TASK DESCRIPTION:
Could you rewrite the records from the line containing "captcha-image: 8497 [360,296,610,388]" through the line containing "security-code-label: Security Code", changing "User Name" to "Username" and leaving everything else untouched?

RECORDED INFORMATION:

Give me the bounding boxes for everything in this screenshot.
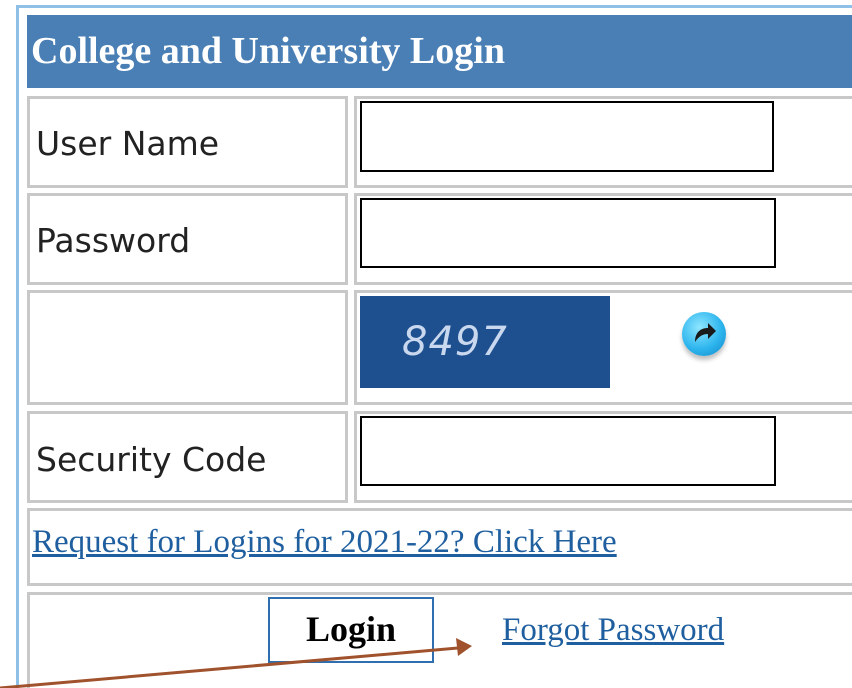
captcha-image: 8497 [360,296,610,388]
password-label-cell: Password [27,193,348,285]
security-code-label-cell: Security Code [27,411,348,503]
username-label-cell: User Name [27,96,348,188]
username-input[interactable] [360,101,774,172]
login-button[interactable]: Login [268,597,434,663]
captcha-label-cell [27,290,348,405]
refresh-arrow-glyph [695,323,716,342]
actions-cell [27,592,852,688]
refresh-icon[interactable] [682,312,726,356]
password-label: Password [36,221,191,260]
security-code-input-cell [354,411,852,503]
username-label: User Name [36,124,220,163]
username-input-cell [354,96,852,188]
forgot-password-link[interactable]: Forgot Password [502,612,724,649]
password-input[interactable] [360,198,776,268]
security-code-label: Security Code [36,440,267,479]
request-logins-link[interactable]: Request for Logins for 2021-22? Click He… [32,524,617,561]
security-code-input[interactable] [360,416,776,486]
form-title: College and University Login [27,15,852,88]
login-page: College and University Login User Name P… [0,0,852,688]
password-input-cell [354,193,852,285]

PROBLEM SOLUTION:
captcha-image: 8497 [360,296,610,388]
password-label-cell: Password [27,193,348,285]
security-code-label-cell: Security Code [27,411,348,503]
username-label-cell: Username [27,96,348,188]
username-input[interactable] [360,101,774,172]
login-button[interactable]: Login [268,597,434,663]
captcha-label-cell [27,290,348,405]
refresh-arrow-glyph [695,323,716,342]
actions-cell [27,592,852,688]
refresh-icon[interactable] [682,312,726,356]
password-label: Password [36,221,191,260]
security-code-input-cell [354,411,852,503]
username-label: Username [36,124,220,163]
username-input-cell [354,96,852,188]
forgot-password-link[interactable]: Forgot Password [502,612,724,649]
password-input[interactable] [360,198,776,268]
security-code-label: Security Code [36,440,267,479]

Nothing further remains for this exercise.